**AIM OF THE EXERCISE**
Make an exact copy of all the entries, with the pictures left out.

-- Begin RECORDS TO USE --

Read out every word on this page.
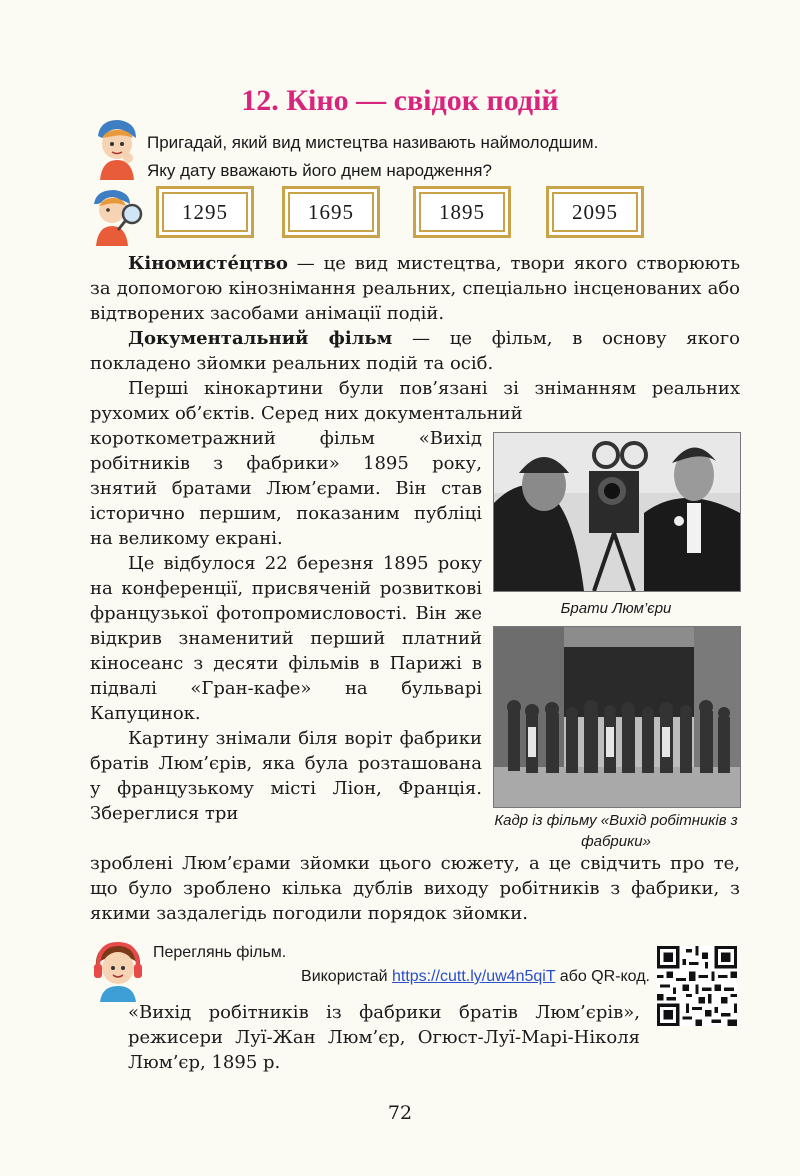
12. Кіно — свідок подій
Пригадай, який вид мистецтва називають наймолодшим.
Яку дату вважають його днем народження?
1295	1695	1895	2095

Кіномисте́цтво — це вид мистецтва, твори якого створюють за допомогою кінознімання реальних, спеціально інсценованих або відтворених засобами анімації подій.

Документальний фільм — це фільм, в основу якого покладено зйомки реальних подій та осіб.

Перші кінокартини були пов’язані зі зніманням реальних рухомих об’єктів. Серед них документальний

короткометражний фільм «Вихід робітників з фабрики» 1895 року, знятий братами Люм’єрами. Він став історично першим, показаним публіці на великому екрані.

Це відбулося 22 березня 1895 року на конференції, присвяченій розвиткові французької фотопромисловості. Він же відкрив знаменитий перший платний кіносеанс з десяти фільмів в Парижі в підвалі «Гран-кафе» на бульварі Капуцинок.

Картину знімали біля воріт фабрики братів Люм’єрів, яка була розташована у французькому місті Ліон, Франція. Збереглися три

зроблені Люм’єрами зйомки цього сюжету, а це свідчить про те, що було зроблено кілька дублів виходу робітників з фабрики, з якими заздалегідь погодили порядок зйомки.

Брати Люм’єри
Кадр із фільму «Вихід робітників з фабрики»
Переглянь фільм.
Використай https://cutt.ly/uw4n5qiT або QR-код.

«Вихід робітників із фабрики братів Люм’єрів», режисери Луї-Жан Люм’єр, Огюст-Луї-Марі-Ніколя Люм’єр, 1895 р.

72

-- End RECORDS TO USE --

**RESPONSE TO THE TASK**
Read out every word on this page.
12. Кіно — свідок подій
Пригадай, який вид мистецтва називають наймолодшим.
Яку дату вважають його днем народження?
1295	1695	1895	2095

Кіномисте́цтво — це вид мистецтва, твори якого створюють за допомогою кінознімання реальних, спеціально інсценованих або відтворених засобами анімації подій.

Документальний фільм — це фільм, в основу якого покладено зйомки реальних подій та осіб.

Перші кінокартини були пов’язані зі зніманням реальних рухомих об’єктів. Серед них документальний

короткометражний фільм «Вихід робітників з фабрики» 1895 року, знятий братами Люм’єрами. Він став історично першим, показаним публіці на великому екрані.

Це відбулося 22 березня 1895 року на конференції, присвяченій розвиткові французької фотопромисловості. Він же відкрив знаменитий перший платний кіносеанс з десяти фільмів в Парижі в підвалі «Гран-кафе» на бульварі Капуцинок.

Картину знімали біля воріт фабрики братів Люм’єрів, яка була розташована у французькому місті Ліон, Франція. Збереглися три

зроблені Люм’єрами зйомки цього сюжету, а це свідчить про те, що було зроблено кілька дублів виходу робітників з фабрики, з якими заздалегідь погодили порядок зйомки.

Брати Люм’єри
Кадр із фільму «Вихід робітників з фабрики»
Переглянь фільм.
Використай https://cutt.ly/uw4n5qiT або QR-код.

«Вихід робітників із фабрики братів Люм’єрів», режисери Луї-Жан Люм’єр, Огюст-Луї-Марі-Ніколя Люм’єр, 1895 р.

72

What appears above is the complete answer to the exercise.